What to do :: How many lines of these entries hold the string "talks"? Reply with the number alone.

Provided entries ::
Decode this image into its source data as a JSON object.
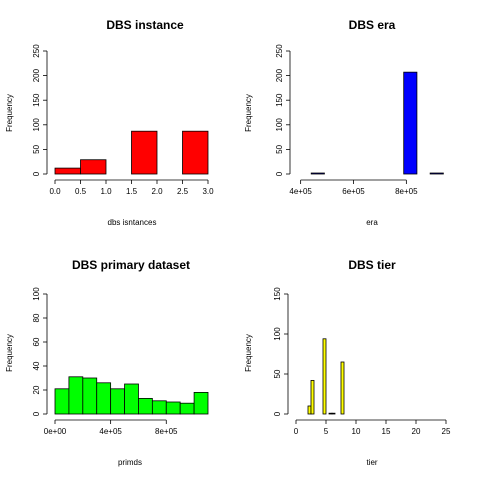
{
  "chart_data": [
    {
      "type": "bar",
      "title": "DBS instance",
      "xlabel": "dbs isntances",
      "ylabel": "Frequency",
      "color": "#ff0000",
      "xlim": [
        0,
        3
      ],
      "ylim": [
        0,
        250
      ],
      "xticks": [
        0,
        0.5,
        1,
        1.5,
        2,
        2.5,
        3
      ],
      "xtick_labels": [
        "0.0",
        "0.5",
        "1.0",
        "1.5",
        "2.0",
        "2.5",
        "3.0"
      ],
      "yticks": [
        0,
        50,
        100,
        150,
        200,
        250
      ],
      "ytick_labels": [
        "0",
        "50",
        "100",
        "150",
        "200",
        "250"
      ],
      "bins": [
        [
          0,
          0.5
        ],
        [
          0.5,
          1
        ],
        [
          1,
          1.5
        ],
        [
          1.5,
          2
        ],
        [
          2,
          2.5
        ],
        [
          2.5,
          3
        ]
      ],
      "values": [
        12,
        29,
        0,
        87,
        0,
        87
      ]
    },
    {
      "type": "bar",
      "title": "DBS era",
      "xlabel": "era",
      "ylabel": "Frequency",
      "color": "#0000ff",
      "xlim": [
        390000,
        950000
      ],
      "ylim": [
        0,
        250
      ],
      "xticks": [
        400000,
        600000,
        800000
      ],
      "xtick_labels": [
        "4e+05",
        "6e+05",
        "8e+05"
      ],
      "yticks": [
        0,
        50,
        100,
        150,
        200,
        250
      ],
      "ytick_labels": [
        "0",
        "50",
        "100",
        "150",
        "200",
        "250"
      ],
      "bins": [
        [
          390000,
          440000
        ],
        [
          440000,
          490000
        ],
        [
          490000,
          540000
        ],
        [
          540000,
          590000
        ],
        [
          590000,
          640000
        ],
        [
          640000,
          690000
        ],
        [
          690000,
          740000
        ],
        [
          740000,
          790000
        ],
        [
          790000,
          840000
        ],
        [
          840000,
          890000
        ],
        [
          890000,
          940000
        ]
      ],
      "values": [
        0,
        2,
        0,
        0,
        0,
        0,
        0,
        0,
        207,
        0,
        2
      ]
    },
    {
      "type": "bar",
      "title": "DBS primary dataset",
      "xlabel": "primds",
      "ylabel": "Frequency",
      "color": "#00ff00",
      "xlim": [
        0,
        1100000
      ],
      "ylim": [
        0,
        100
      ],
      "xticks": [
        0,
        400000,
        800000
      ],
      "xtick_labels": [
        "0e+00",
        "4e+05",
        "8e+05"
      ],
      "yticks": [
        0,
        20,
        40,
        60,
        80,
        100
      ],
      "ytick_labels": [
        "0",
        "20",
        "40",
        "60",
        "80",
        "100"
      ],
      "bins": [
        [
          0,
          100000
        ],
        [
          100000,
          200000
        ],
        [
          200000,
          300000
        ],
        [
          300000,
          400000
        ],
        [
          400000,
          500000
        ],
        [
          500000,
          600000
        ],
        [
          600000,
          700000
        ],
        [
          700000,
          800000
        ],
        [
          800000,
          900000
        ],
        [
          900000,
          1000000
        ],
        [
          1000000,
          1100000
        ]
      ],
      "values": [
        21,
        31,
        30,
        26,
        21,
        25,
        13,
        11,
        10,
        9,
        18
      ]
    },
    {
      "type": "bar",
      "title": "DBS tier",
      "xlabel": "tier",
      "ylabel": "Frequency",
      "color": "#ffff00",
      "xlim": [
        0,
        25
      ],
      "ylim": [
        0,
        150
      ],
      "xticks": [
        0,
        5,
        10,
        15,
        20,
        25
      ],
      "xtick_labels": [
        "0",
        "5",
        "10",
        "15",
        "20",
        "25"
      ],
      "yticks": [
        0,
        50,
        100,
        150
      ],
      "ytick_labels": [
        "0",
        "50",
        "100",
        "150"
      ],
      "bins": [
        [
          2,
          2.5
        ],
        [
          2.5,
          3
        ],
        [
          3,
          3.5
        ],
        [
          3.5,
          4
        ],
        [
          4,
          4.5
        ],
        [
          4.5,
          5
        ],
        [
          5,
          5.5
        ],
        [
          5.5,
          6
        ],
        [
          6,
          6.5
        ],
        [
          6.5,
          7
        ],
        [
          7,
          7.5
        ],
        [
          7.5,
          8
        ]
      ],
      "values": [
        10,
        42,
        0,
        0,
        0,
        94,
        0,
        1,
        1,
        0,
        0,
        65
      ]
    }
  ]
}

---

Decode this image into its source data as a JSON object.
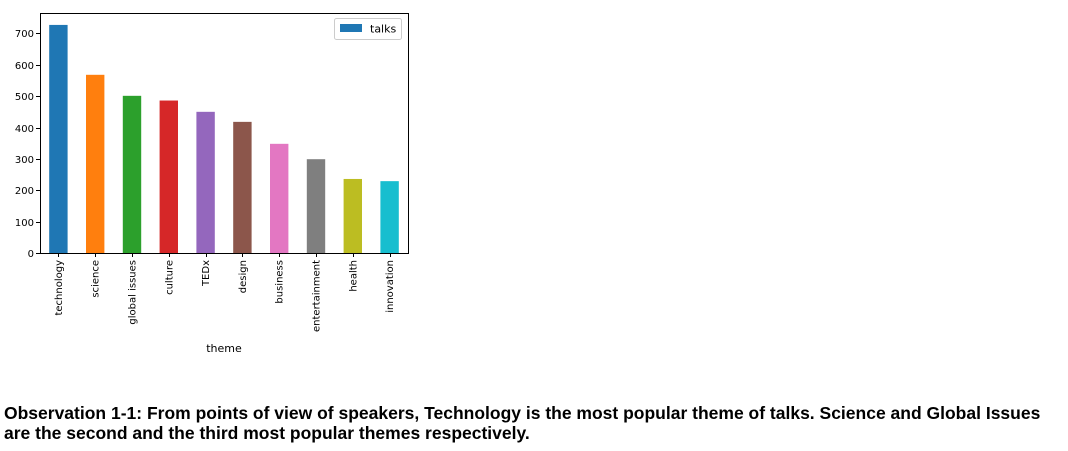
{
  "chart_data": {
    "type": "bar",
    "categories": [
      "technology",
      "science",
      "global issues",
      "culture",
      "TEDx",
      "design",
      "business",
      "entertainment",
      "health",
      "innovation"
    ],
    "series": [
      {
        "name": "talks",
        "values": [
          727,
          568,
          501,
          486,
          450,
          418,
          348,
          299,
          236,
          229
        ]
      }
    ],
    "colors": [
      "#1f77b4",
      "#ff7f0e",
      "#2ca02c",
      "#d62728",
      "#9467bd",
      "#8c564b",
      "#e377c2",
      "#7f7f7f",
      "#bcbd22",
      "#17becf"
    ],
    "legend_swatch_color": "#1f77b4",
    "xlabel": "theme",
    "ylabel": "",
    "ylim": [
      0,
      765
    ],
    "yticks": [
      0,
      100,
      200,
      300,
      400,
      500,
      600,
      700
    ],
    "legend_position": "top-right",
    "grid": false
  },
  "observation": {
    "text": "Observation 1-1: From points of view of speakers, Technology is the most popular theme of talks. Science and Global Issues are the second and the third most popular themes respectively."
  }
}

Written answer :: 2